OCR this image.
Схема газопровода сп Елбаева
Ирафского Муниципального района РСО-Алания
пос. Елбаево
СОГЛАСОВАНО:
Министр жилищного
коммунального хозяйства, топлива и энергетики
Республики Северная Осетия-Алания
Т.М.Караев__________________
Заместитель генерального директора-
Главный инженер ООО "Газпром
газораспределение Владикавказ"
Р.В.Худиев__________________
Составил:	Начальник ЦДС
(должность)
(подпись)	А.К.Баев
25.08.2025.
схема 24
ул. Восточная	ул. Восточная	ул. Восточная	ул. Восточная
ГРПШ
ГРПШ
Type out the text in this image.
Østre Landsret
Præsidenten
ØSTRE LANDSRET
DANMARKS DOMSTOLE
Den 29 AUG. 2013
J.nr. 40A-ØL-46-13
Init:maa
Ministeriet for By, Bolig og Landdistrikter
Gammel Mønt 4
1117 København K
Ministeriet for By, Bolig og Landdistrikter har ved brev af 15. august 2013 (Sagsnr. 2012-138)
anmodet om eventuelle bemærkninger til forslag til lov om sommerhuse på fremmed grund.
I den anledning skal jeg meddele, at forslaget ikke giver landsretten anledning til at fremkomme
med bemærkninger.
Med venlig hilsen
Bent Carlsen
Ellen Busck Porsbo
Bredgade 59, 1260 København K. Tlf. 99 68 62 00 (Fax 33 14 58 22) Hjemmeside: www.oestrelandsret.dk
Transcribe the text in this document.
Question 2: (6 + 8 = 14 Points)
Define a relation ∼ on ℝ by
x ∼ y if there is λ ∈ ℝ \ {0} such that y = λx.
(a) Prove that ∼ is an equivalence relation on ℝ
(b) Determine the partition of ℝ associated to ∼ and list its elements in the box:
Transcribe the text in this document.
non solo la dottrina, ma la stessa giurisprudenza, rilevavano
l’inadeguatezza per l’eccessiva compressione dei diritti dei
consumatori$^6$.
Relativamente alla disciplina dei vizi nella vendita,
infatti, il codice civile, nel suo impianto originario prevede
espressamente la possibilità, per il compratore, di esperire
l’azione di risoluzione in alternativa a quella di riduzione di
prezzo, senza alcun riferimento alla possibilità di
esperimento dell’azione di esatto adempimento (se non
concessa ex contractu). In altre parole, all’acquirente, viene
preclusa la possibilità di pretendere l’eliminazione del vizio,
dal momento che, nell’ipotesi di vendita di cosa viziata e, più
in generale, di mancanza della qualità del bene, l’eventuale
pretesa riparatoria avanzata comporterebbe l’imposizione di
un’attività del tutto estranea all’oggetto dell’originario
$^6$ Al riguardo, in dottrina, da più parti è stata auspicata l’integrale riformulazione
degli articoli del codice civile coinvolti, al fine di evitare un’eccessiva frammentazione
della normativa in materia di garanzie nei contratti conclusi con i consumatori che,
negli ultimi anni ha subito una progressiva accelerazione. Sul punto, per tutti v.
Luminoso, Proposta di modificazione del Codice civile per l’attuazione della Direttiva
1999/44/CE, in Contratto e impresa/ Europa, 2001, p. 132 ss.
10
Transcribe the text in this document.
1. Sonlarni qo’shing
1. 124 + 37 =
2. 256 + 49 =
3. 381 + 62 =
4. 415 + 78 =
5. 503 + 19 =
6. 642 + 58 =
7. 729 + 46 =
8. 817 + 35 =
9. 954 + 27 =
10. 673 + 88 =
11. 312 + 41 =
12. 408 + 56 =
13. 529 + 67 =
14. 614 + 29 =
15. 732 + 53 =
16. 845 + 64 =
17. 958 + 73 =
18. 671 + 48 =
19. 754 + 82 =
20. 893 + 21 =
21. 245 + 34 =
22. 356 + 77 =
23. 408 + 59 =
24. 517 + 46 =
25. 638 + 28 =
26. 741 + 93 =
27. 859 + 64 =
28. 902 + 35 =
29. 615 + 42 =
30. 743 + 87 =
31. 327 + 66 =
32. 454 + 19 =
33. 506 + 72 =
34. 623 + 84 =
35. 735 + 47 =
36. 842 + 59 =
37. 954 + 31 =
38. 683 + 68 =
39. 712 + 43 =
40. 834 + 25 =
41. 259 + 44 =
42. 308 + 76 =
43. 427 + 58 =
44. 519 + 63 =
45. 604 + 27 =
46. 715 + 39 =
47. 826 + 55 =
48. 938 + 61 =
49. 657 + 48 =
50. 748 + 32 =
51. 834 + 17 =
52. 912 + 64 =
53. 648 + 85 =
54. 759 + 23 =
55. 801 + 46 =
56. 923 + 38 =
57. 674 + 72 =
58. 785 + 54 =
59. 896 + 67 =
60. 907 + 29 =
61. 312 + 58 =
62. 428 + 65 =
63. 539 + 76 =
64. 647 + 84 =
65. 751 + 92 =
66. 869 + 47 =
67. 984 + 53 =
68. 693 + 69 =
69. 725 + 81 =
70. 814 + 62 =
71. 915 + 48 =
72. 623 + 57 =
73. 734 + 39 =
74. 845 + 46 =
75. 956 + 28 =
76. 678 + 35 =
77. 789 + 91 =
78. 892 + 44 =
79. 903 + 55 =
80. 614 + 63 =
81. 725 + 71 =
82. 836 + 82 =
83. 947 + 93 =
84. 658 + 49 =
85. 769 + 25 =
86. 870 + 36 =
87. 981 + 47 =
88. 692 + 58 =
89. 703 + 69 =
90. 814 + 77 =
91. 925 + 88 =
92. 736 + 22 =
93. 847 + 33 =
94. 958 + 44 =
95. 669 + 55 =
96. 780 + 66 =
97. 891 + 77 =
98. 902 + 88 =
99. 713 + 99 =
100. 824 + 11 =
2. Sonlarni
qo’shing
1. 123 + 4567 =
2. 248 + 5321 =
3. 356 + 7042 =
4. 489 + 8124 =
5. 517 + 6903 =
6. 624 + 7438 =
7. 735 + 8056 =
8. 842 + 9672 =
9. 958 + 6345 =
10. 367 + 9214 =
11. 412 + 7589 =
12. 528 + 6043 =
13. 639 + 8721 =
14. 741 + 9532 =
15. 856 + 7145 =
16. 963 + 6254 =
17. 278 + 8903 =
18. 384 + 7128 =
──────────────────────────────
Written task
Report the number of lines containing the string "eccessiva" and add nothing to it.

Written response
2